> [What to produce] Copy the data verbatim, from the line containing "List all visible" up to and including the line containing "sort-toggle-button[interactable]: 切换为时间排序 (517, 313, 629, 337)".

> [Available data]
# # # #
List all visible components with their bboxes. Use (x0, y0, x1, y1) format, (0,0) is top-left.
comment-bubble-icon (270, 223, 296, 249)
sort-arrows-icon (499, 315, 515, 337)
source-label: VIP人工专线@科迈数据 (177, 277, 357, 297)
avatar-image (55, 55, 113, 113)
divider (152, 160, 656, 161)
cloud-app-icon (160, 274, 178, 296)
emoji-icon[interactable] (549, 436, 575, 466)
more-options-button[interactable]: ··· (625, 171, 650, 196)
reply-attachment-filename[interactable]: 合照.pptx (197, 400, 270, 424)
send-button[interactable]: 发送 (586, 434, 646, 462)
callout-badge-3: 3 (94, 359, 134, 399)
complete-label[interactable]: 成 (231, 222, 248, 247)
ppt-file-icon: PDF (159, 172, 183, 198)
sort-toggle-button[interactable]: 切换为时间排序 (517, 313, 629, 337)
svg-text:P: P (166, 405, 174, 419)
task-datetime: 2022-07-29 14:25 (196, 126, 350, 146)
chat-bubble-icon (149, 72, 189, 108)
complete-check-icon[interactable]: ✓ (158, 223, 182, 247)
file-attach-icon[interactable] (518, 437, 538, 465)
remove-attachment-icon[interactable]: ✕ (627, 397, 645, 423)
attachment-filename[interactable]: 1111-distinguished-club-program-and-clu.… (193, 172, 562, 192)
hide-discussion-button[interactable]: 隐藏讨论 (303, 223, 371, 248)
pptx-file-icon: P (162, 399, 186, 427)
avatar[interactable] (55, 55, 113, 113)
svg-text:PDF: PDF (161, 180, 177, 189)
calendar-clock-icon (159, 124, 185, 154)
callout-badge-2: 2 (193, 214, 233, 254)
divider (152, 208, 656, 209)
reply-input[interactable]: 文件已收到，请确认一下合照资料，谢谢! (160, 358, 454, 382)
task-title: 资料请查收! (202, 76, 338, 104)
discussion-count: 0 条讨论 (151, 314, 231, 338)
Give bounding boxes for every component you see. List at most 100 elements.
# # # #
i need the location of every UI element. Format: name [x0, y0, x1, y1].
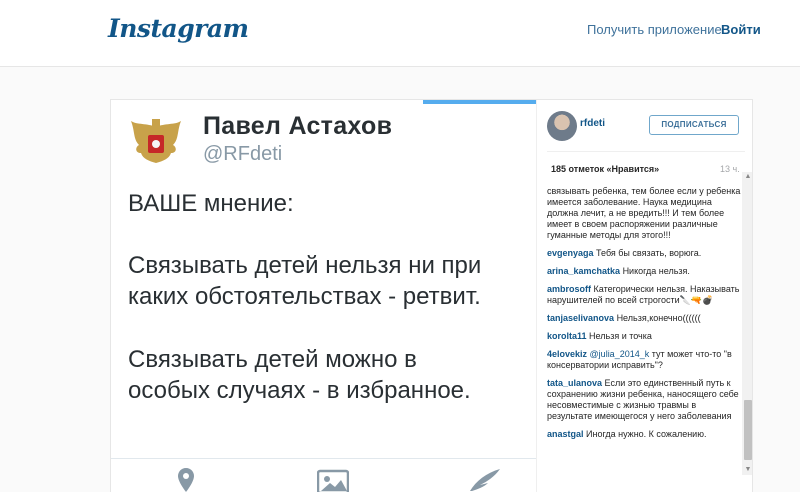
# # # #
> [The answer]
List all visible components with their bboxes. Use (x0, y0, x1, y1) format, (0,0) is top-left.
comment-bubble-icon (270, 223, 296, 249)
sort-arrows-icon (499, 315, 515, 337)
source-label: VIP人工专线@科迈数据 (177, 277, 357, 297)
avatar-image (55, 55, 113, 113)
divider (152, 160, 656, 161)
cloud-app-icon (160, 274, 178, 296)
emoji-icon[interactable] (549, 436, 575, 466)
more-options-button[interactable]: ··· (625, 171, 650, 196)
reply-attachment-filename[interactable]: 合照.pptx (197, 400, 270, 424)
send-button[interactable]: 发送 (586, 434, 646, 462)
callout-badge-3: 3 (94, 359, 134, 399)
complete-label[interactable]: 成 (231, 222, 248, 247)
ppt-file-icon: PDF (159, 172, 183, 198)
sort-toggle-button[interactable]: 切换为时间排序 (517, 313, 629, 337)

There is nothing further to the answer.